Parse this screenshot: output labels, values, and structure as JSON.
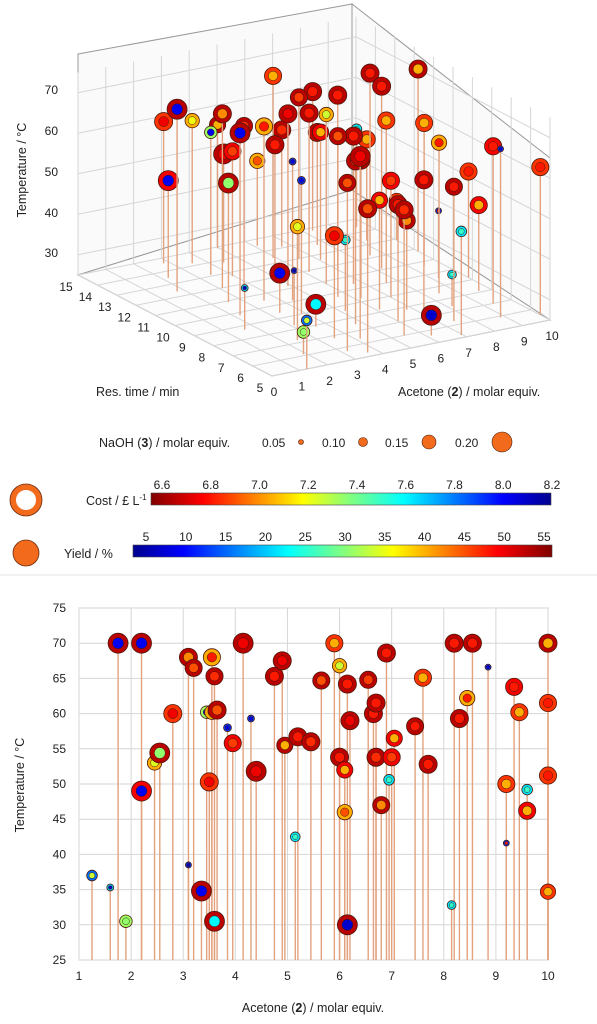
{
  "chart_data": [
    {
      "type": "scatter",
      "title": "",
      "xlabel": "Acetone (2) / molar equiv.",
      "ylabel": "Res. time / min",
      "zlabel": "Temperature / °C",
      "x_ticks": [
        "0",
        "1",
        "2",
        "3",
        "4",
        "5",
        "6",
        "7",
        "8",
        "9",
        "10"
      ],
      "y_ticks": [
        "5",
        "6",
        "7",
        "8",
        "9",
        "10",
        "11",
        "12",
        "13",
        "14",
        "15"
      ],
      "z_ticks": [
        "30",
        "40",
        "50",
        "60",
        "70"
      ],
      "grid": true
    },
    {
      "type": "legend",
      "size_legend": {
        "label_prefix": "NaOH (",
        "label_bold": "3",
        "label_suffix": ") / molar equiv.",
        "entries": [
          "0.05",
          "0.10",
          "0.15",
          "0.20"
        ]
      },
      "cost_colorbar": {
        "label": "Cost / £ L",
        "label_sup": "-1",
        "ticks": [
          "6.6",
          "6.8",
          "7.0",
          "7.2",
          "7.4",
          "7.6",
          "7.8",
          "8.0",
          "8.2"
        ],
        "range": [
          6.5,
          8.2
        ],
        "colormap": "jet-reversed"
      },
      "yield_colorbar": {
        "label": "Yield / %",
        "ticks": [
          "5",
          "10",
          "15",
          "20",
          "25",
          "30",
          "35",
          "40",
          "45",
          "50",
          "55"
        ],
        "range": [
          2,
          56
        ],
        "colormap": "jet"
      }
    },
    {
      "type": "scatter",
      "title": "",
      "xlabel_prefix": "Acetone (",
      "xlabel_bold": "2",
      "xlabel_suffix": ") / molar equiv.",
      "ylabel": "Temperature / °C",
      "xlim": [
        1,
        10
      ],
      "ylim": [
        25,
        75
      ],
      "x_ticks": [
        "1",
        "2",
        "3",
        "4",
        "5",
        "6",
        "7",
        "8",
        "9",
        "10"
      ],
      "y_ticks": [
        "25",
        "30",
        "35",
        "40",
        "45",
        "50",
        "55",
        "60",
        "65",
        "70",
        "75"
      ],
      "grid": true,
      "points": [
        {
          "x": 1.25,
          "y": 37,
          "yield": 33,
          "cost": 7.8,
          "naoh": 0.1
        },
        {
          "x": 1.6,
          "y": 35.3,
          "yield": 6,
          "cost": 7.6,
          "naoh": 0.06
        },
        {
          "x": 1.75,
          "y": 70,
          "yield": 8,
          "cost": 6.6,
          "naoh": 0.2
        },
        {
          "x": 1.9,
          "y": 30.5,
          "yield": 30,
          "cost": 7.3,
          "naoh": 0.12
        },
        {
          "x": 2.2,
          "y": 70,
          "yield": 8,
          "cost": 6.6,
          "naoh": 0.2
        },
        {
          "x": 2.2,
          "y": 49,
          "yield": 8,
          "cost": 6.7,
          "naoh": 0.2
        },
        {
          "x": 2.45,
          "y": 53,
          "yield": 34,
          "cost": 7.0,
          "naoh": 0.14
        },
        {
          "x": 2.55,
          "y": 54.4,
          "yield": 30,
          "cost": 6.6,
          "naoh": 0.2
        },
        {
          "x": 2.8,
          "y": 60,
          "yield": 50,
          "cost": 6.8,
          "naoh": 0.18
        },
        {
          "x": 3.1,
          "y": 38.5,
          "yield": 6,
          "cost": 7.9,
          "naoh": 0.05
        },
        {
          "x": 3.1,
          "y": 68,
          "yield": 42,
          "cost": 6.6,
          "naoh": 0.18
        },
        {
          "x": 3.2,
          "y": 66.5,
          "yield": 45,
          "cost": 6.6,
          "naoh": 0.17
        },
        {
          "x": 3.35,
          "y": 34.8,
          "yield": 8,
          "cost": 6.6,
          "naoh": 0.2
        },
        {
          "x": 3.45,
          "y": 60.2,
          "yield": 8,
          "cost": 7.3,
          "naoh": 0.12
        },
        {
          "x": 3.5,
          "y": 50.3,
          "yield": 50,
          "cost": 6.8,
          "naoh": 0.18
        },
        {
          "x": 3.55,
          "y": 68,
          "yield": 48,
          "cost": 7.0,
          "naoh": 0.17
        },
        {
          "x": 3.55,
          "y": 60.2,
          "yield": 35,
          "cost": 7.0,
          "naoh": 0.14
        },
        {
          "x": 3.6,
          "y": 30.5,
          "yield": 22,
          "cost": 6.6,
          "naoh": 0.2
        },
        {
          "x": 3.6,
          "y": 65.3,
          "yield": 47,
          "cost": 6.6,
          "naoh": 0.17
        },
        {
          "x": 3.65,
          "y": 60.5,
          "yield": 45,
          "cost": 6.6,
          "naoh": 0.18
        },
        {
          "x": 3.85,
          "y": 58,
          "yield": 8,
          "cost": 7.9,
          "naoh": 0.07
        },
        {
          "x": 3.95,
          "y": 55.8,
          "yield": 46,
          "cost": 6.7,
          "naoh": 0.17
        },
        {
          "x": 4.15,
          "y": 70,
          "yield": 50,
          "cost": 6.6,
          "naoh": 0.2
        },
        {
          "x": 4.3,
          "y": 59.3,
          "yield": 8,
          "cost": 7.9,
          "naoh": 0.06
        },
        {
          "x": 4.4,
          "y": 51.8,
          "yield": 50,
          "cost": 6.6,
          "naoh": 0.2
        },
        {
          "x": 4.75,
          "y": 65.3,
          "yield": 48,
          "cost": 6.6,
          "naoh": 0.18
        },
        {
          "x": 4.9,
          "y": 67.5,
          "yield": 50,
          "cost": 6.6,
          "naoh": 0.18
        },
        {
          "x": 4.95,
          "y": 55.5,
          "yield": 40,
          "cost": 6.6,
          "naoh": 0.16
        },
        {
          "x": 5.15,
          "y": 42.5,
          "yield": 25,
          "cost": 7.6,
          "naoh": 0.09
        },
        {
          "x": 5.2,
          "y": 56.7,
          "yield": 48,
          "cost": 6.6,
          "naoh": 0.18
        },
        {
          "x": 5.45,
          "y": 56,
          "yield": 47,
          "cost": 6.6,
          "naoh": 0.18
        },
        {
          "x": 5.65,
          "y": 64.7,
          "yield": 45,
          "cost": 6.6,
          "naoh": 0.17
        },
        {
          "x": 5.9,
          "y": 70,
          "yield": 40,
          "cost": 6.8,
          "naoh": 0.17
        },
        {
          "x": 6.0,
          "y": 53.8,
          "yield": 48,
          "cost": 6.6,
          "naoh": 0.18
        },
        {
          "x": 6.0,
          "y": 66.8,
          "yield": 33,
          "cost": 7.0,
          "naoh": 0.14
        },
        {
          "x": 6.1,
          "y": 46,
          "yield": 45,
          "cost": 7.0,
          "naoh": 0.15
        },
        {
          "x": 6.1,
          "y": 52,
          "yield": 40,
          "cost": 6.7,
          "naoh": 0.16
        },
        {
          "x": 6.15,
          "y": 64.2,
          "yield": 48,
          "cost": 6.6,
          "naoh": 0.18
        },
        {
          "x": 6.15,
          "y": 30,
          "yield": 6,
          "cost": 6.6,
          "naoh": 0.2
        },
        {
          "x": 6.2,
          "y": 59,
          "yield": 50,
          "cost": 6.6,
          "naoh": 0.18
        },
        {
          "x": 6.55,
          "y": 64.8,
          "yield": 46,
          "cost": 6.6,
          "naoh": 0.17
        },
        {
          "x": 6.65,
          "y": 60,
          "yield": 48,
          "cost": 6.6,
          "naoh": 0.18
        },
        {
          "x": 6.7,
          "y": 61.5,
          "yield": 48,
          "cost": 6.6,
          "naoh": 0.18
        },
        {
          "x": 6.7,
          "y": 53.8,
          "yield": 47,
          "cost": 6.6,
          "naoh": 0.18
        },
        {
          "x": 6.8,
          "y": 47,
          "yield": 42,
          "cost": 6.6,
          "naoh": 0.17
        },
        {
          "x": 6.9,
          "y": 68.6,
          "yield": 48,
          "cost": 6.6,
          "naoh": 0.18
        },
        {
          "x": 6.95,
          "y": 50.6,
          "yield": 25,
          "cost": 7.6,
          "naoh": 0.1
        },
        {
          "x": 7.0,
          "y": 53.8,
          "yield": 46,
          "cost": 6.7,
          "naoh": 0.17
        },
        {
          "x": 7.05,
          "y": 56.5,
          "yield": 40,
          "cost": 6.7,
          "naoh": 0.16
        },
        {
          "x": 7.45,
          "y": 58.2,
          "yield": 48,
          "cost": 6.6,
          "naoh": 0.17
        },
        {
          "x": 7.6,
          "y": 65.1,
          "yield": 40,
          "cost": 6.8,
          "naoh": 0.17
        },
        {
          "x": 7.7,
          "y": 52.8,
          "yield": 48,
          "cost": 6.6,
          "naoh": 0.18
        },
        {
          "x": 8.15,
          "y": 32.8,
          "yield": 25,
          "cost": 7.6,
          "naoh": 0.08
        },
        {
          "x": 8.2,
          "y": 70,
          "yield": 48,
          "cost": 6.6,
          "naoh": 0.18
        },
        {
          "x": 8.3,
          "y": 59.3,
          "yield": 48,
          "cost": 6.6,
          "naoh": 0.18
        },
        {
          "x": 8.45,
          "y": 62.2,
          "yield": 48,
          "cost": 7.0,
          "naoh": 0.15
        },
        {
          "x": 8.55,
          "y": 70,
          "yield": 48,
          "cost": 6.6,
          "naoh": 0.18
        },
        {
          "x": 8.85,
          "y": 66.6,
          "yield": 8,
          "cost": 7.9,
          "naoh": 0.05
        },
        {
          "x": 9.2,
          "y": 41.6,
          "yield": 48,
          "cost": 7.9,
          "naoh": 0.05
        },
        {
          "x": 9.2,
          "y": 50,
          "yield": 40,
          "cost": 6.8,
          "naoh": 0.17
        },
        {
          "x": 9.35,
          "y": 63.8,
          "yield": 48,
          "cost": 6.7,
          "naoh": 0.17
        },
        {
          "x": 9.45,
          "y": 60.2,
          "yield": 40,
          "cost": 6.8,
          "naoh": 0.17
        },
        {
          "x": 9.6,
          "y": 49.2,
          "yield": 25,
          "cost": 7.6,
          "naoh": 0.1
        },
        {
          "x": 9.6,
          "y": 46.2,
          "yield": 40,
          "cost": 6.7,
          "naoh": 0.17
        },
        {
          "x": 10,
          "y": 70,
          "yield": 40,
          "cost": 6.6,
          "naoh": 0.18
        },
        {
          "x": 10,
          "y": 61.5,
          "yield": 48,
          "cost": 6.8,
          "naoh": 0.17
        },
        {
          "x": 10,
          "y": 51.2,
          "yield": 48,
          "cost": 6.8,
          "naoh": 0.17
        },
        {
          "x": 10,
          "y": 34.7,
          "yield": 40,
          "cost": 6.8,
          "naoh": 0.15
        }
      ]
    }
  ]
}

## Instruction
Answer only with how many lines in the records include "colormap".

## Result
2